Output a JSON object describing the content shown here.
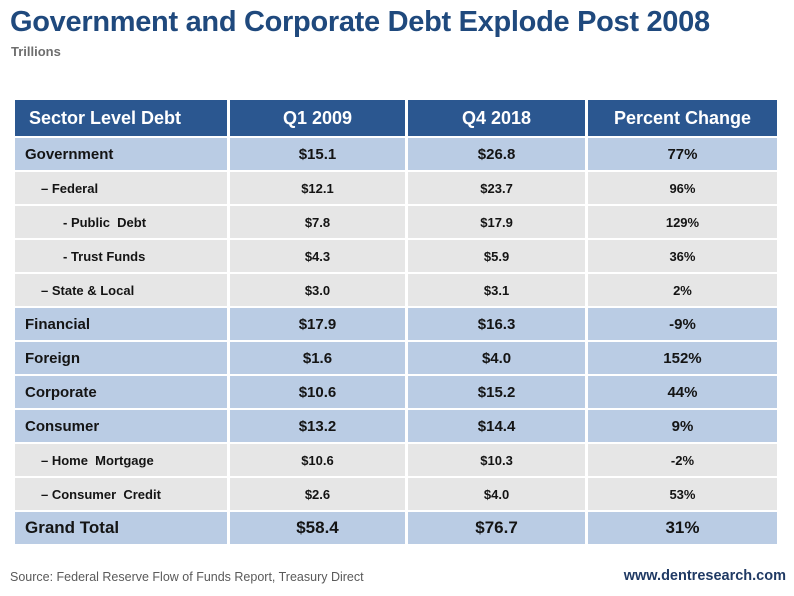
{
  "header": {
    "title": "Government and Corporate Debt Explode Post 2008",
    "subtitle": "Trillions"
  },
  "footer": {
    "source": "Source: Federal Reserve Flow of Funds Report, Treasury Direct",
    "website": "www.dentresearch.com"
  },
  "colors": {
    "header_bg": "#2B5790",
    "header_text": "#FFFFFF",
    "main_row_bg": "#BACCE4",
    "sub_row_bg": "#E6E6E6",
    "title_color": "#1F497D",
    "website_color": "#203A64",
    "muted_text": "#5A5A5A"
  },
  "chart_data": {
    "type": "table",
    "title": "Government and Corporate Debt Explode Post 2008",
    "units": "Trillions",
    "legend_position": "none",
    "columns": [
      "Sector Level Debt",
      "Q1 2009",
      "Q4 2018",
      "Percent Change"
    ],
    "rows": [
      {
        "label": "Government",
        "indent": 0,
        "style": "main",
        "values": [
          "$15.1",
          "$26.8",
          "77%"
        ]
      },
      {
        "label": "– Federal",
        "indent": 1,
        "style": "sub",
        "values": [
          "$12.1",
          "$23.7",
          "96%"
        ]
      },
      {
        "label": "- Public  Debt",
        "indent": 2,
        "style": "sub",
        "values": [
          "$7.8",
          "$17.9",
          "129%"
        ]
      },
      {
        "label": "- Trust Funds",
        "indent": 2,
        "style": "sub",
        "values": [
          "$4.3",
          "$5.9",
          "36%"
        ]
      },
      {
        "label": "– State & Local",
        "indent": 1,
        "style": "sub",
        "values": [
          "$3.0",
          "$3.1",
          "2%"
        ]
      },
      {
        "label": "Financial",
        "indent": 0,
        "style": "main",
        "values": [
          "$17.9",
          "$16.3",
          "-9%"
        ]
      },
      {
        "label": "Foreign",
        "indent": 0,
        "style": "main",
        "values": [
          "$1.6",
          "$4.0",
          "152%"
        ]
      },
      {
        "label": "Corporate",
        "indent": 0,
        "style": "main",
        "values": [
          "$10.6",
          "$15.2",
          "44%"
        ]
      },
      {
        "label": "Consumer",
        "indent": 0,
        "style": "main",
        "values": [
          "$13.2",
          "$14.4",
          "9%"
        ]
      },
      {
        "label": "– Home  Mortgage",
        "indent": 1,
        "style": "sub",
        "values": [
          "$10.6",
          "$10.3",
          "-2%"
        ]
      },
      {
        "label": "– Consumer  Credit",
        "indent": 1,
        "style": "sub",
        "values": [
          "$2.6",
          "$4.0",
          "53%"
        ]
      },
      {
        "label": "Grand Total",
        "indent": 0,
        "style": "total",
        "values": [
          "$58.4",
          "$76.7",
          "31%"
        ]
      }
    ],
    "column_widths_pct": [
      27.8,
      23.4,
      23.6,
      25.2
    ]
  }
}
◆ ◆ ◆ ◆ ◆
● **Exercise prompt**
Look through the records and gather each line with the word "Debt".

● **Full output**
    "title": "Government and Corporate Debt Explode Post 2008",
    "title": "Government and Corporate Debt Explode Post 2008",
      "Sector Level Debt",
        "label": "- Public  Debt",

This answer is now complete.